Extracted records Start Marker
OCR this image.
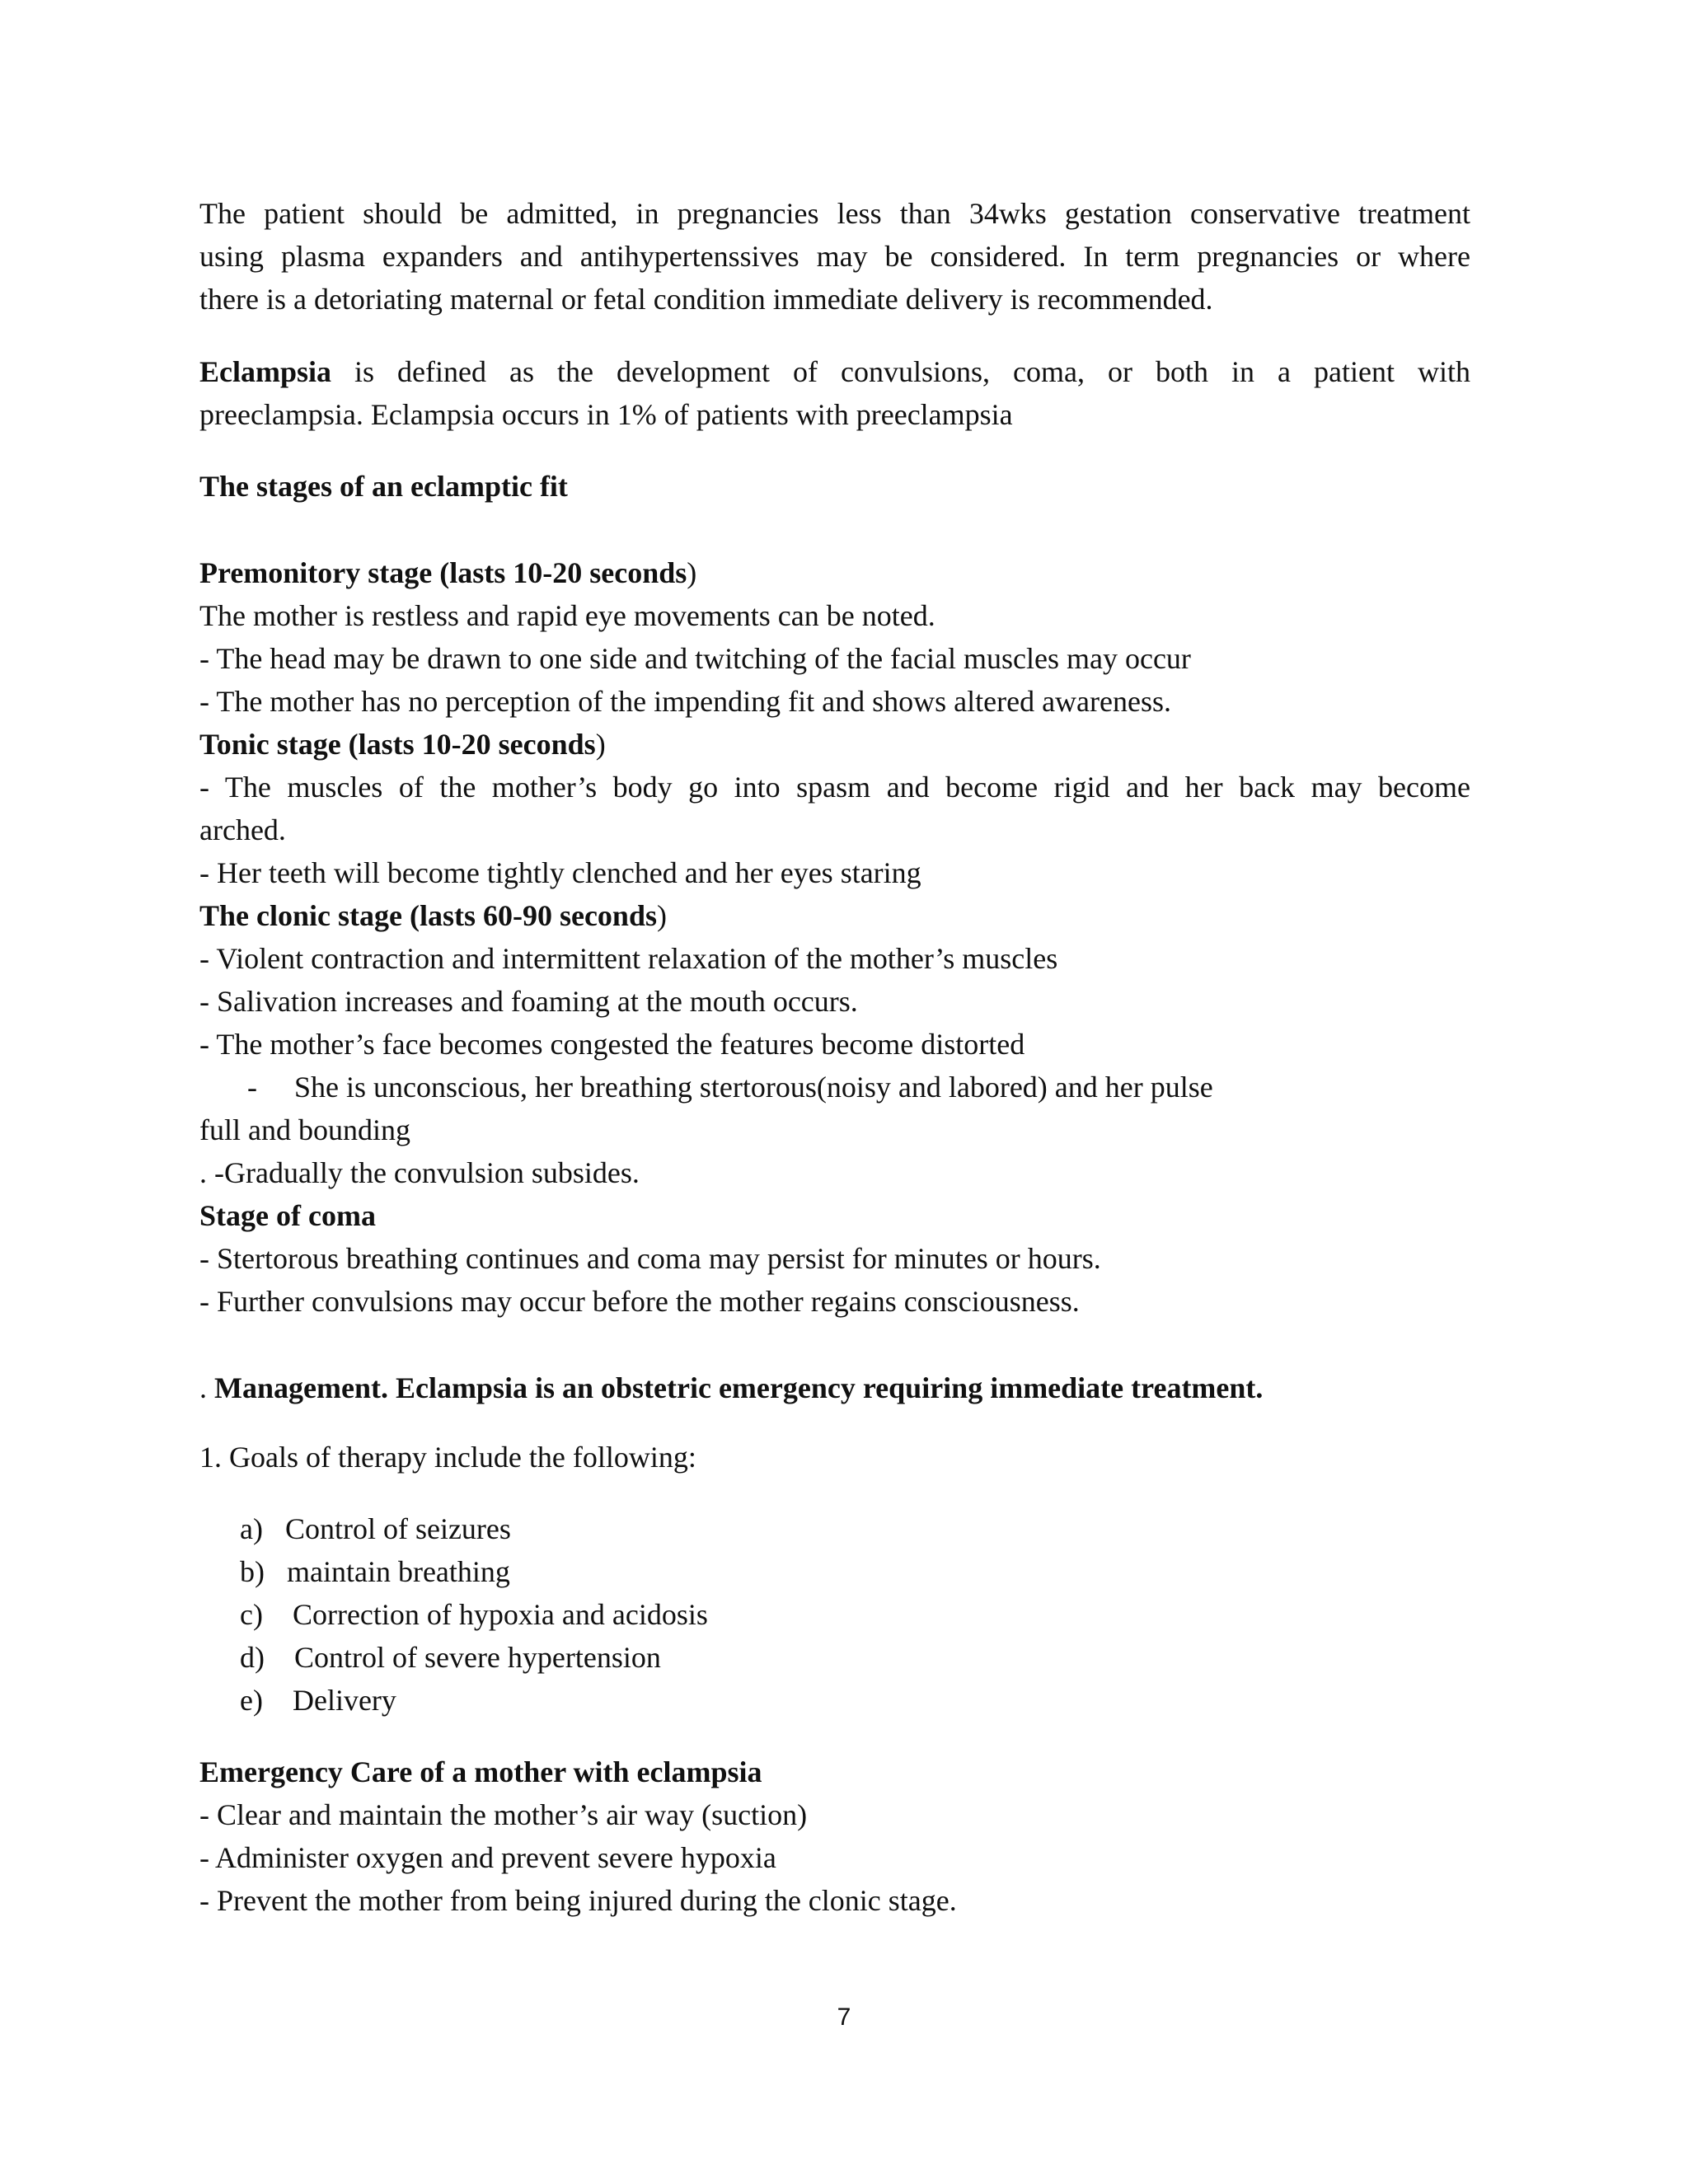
The patient should be admitted, in pregnancies less than 34wks gestation conservative treatment
using plasma expanders and antihypertenssives may be considered. In term pregnancies or where
there is a detoriating maternal or fetal condition immediate delivery is recommended.
Eclampsia is defined as the development of convulsions, coma, or both in a patient with
preeclampsia. Eclampsia occurs in 1% of patients with preeclampsia
The stages of an eclamptic fit
Premonitory stage (lasts 10-20 seconds)
The mother is restless and rapid eye movements can be noted.
- The head may be drawn to one side and twitching of the facial muscles may occur
- The mother has no perception of the impending fit and shows altered awareness.
Tonic stage (lasts 10-20 seconds)
- The muscles of the mother’s body go into spasm and become rigid and her back may become
arched.
- Her teeth will become tightly clenched and her eyes staring
The clonic stage (lasts 60-90 seconds)
- Violent contraction and intermittent relaxation of the mother’s muscles
- Salivation increases and foaming at the mouth occurs.
- The mother’s face becomes congested the features become distorted
-     She is unconscious, her breathing stertorous(noisy and labored) and her pulse
full and bounding
. -Gradually the convulsion subsides.
Stage of coma
- Stertorous breathing continues and coma may persist for minutes or hours.
- Further convulsions may occur before the mother regains consciousness.
. Management. Eclampsia is an obstetric emergency requiring immediate treatment.
1. Goals of therapy include the following:
a)   Control of seizures
b)   maintain breathing
c)    Correction of hypoxia and acidosis
d)    Control of severe hypertension
e)    Delivery
Emergency Care of a mother with eclampsia
- Clear and maintain the mother’s air way (suction)
- Administer oxygen and prevent severe hypoxia
- Prevent the mother from being injured during the clonic stage.
7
Extracted records End Marker
▶ _Instructions to follow_: Set out the material once more, exact in every line, with no images.

▶ _Output for this task_:
OCR this image.
The patient should be admitted, in pregnancies less than 34wks gestation conservative treatment
using plasma expanders and antihypertenssives may be considered. In term pregnancies or where
there is a detoriating maternal or fetal condition immediate delivery is recommended.
Eclampsia is defined as the development of convulsions, coma, or both in a patient with
preeclampsia. Eclampsia occurs in 1% of patients with preeclampsia
The stages of an eclamptic fit
Premonitory stage (lasts 10-20 seconds)
The mother is restless and rapid eye movements can be noted.
- The head may be drawn to one side and twitching of the facial muscles may occur
- The mother has no perception of the impending fit and shows altered awareness.
Tonic stage (lasts 10-20 seconds)
- The muscles of the mother’s body go into spasm and become rigid and her back may become
arched.
- Her teeth will become tightly clenched and her eyes staring
The clonic stage (lasts 60-90 seconds)
- Violent contraction and intermittent relaxation of the mother’s muscles
- Salivation increases and foaming at the mouth occurs.
- The mother’s face becomes congested the features become distorted
-     She is unconscious, her breathing stertorous(noisy and labored) and her pulse
full and bounding
. -Gradually the convulsion subsides.
Stage of coma
- Stertorous breathing continues and coma may persist for minutes or hours.
- Further convulsions may occur before the mother regains consciousness.
. Management. Eclampsia is an obstetric emergency requiring immediate treatment.
1. Goals of therapy include the following:
a)   Control of seizures
b)   maintain breathing
c)    Correction of hypoxia and acidosis
d)    Control of severe hypertension
e)    Delivery
Emergency Care of a mother with eclampsia
- Clear and maintain the mother’s air way (suction)
- Administer oxygen and prevent severe hypoxia
- Prevent the mother from being injured during the clonic stage.
7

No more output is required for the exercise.